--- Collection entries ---
Begin
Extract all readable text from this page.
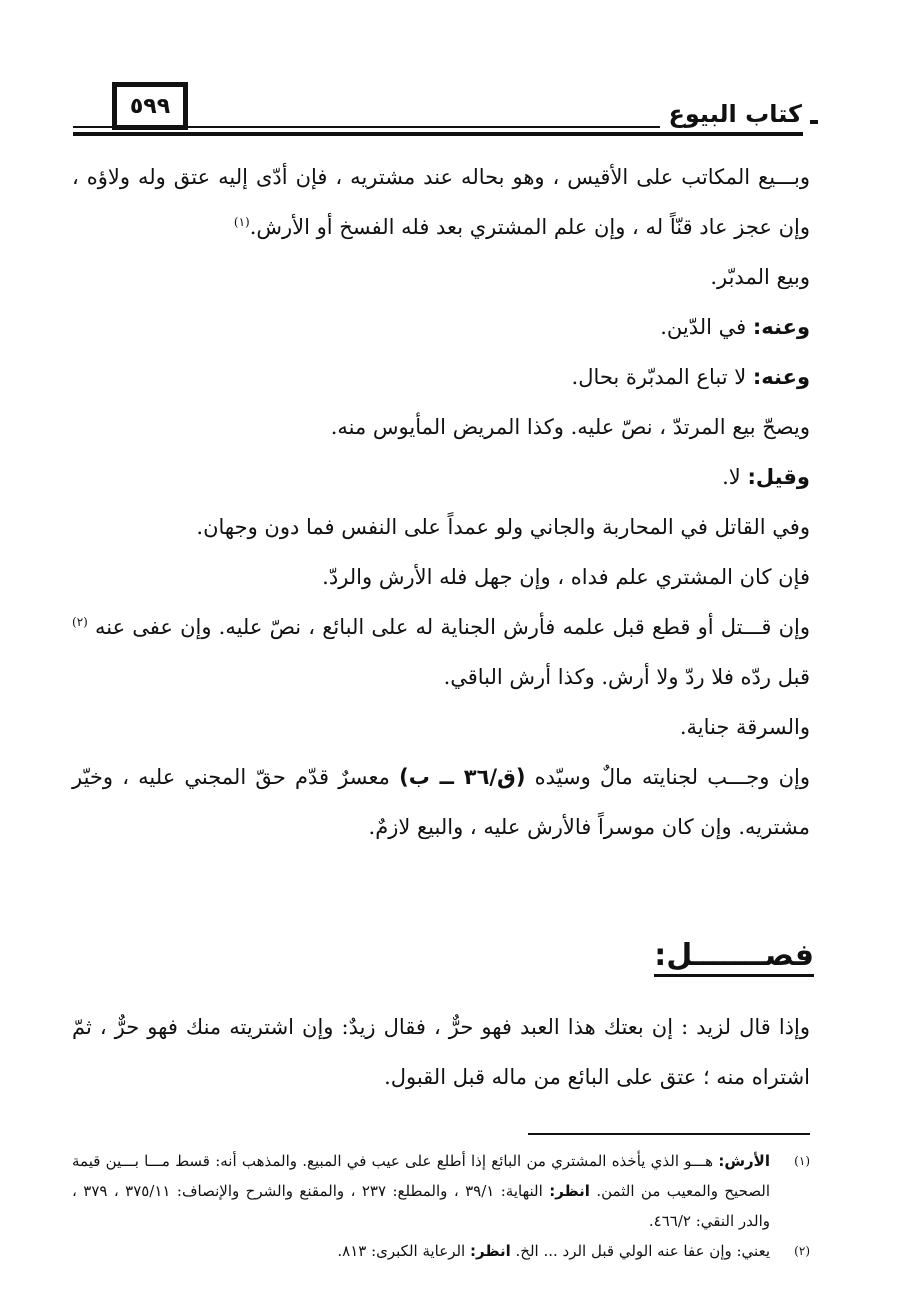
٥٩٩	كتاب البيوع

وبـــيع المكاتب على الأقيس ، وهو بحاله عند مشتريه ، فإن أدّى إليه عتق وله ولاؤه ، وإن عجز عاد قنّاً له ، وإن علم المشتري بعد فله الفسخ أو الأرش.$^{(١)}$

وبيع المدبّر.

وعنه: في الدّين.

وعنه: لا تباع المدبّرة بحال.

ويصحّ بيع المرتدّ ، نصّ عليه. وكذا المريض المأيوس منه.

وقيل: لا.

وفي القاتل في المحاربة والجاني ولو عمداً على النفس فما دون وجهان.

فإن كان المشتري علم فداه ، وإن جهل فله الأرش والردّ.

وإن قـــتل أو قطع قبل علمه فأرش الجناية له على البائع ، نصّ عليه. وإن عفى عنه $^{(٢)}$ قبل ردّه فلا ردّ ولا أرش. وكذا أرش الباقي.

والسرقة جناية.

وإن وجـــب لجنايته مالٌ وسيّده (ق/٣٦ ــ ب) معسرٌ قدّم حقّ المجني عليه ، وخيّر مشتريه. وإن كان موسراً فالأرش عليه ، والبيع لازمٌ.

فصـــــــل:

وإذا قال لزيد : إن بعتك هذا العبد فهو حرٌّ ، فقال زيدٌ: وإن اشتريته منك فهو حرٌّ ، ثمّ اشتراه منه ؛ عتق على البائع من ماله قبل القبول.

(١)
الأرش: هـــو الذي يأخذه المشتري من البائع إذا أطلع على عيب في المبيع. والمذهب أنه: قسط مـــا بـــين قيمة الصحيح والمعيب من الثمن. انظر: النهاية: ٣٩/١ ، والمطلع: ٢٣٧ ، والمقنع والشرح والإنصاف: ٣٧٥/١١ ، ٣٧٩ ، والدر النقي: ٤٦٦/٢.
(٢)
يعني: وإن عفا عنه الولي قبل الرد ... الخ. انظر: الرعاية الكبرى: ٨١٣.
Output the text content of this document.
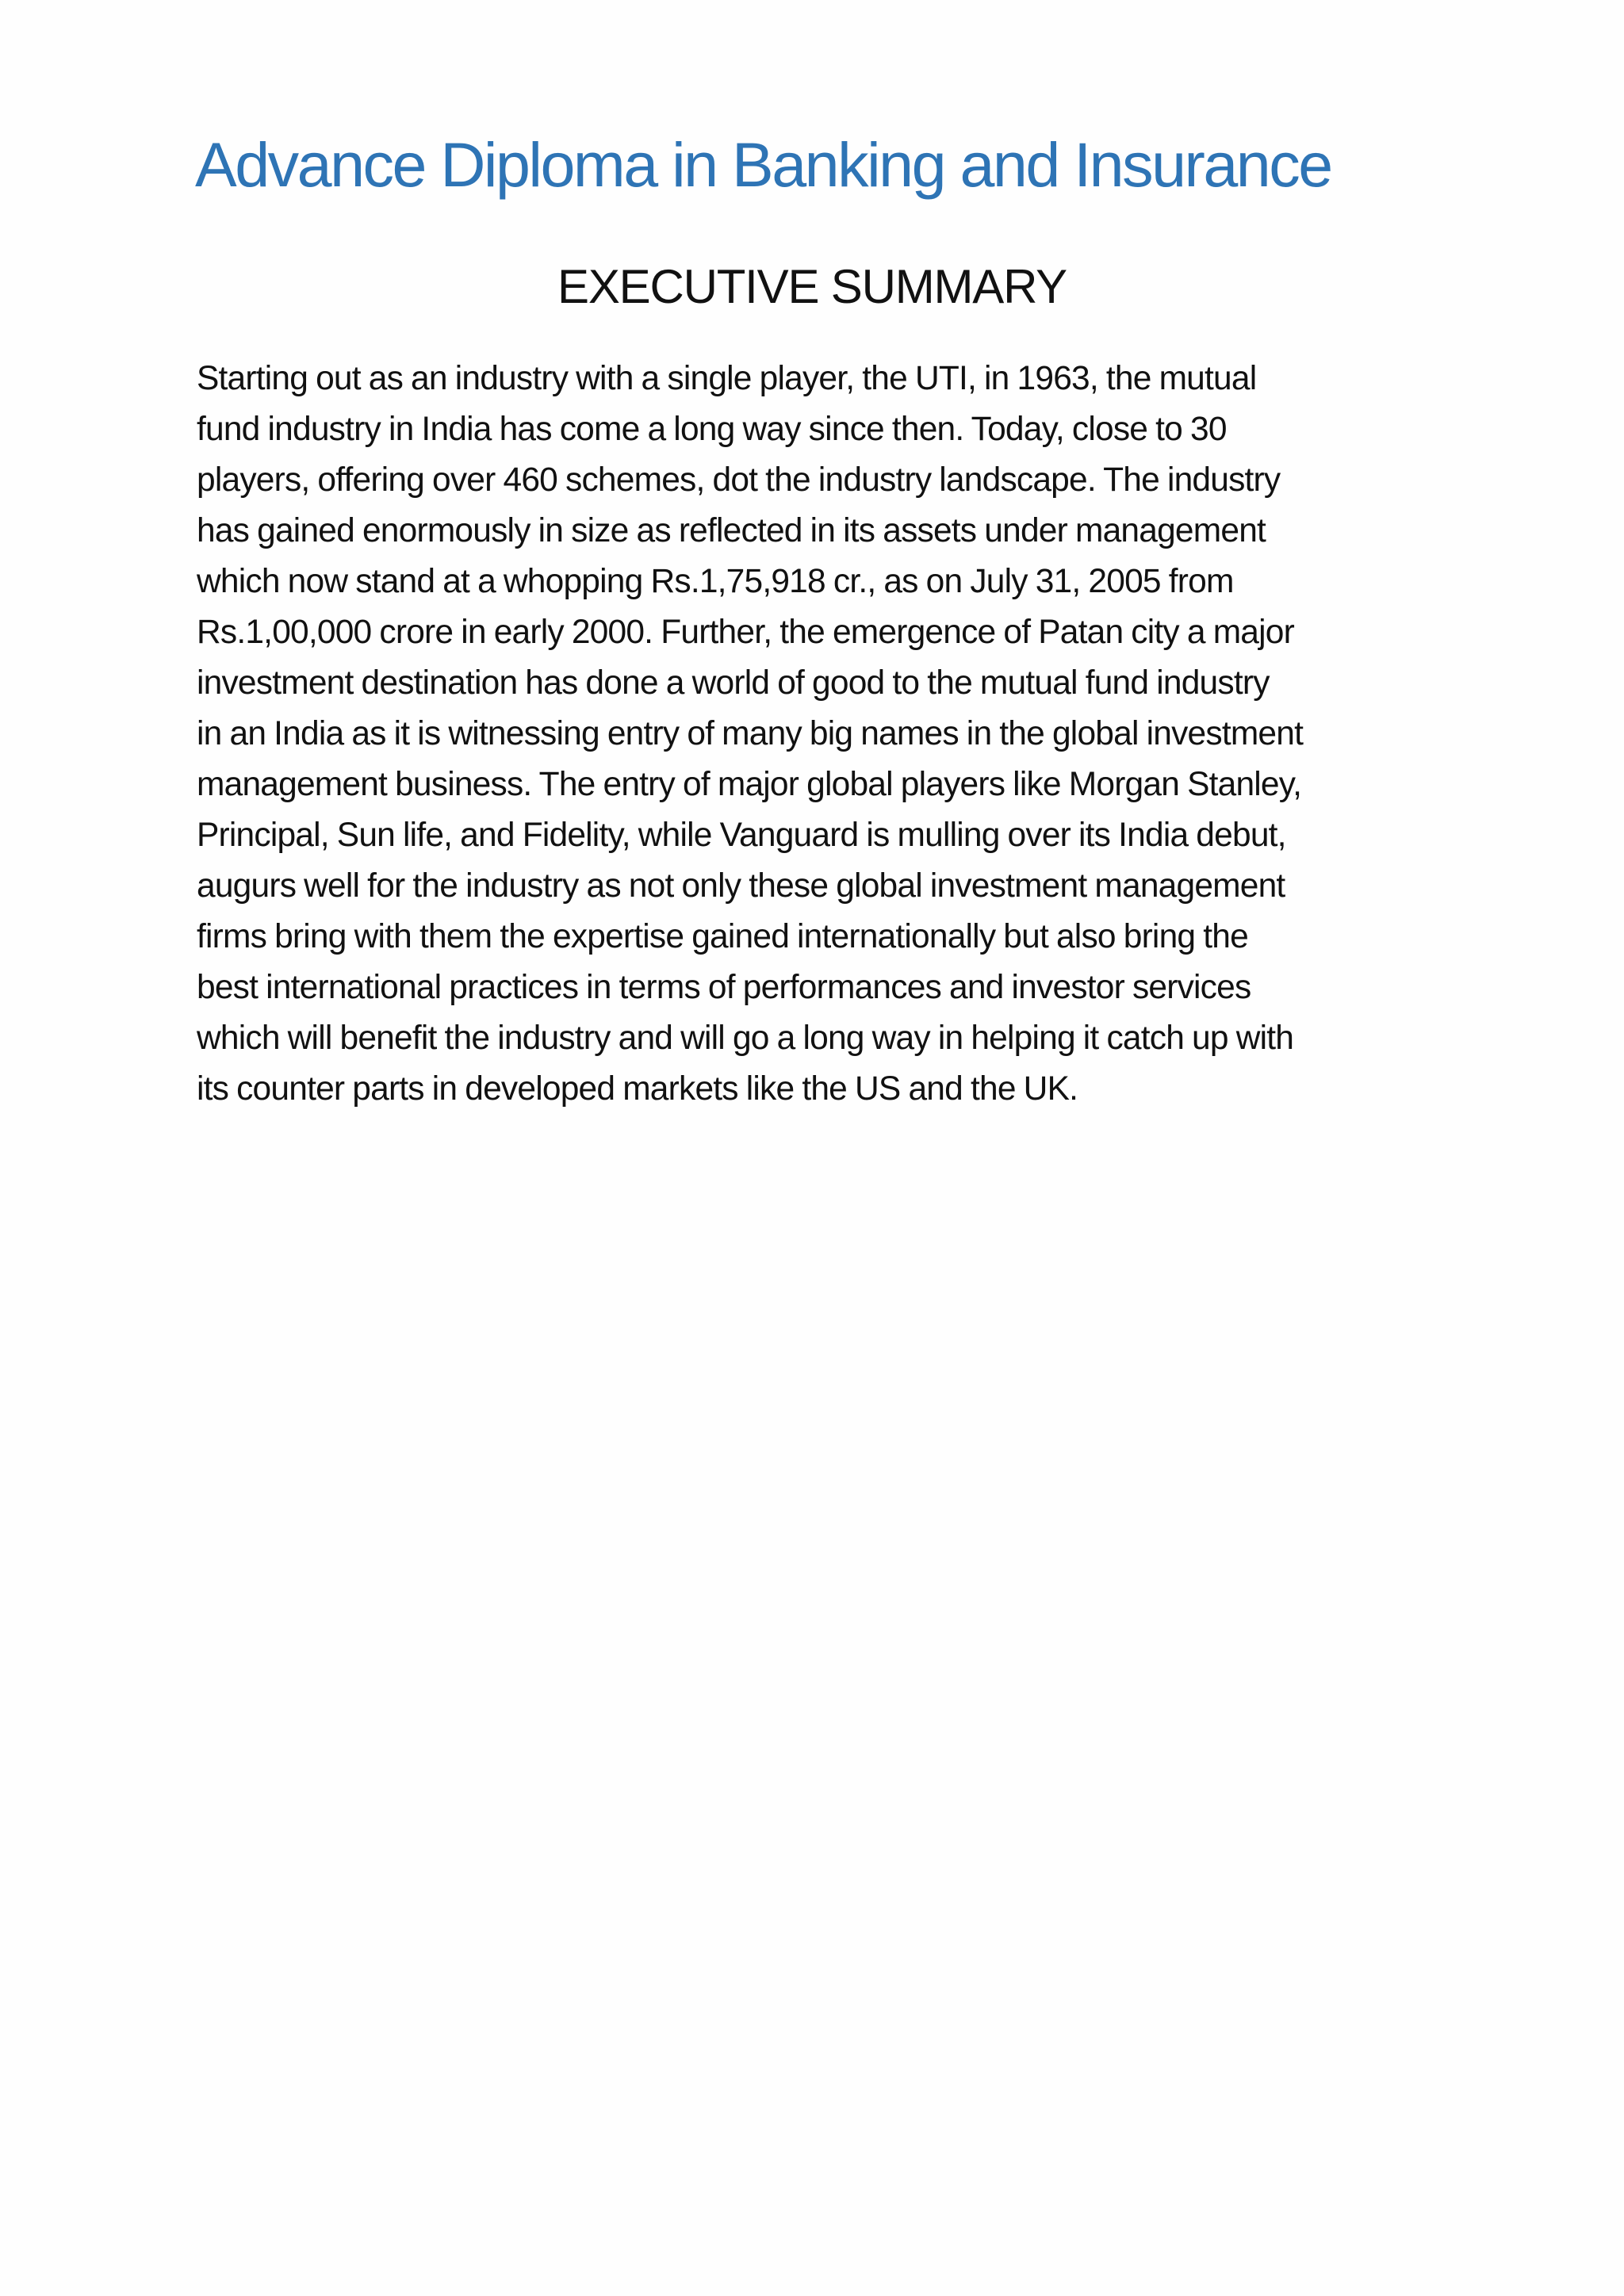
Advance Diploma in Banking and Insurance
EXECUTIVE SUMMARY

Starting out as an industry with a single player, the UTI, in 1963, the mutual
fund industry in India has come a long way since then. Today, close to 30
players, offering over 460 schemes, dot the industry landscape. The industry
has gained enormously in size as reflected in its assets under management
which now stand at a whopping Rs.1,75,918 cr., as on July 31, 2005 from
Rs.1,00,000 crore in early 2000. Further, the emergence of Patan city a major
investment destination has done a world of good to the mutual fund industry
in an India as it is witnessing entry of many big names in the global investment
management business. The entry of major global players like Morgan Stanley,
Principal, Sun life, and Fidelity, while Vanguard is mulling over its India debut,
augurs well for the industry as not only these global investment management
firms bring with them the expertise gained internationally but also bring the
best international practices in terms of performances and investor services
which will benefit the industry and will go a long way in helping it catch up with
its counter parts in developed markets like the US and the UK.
End
Return each line of the data that contains the string "industry".

--- WRITTEN SOLUTION ---
Starting out as an industry with a single player, the UTI, in 1963, the mutual
fund industry in India has come a long way since then. Today, close to 30
players, offering over 460 schemes, dot the industry landscape. The industry
investment destination has done a world of good to the mutual fund industry
augurs well for the industry as not only these global investment management
which will benefit the industry and will go a long way in helping it catch up with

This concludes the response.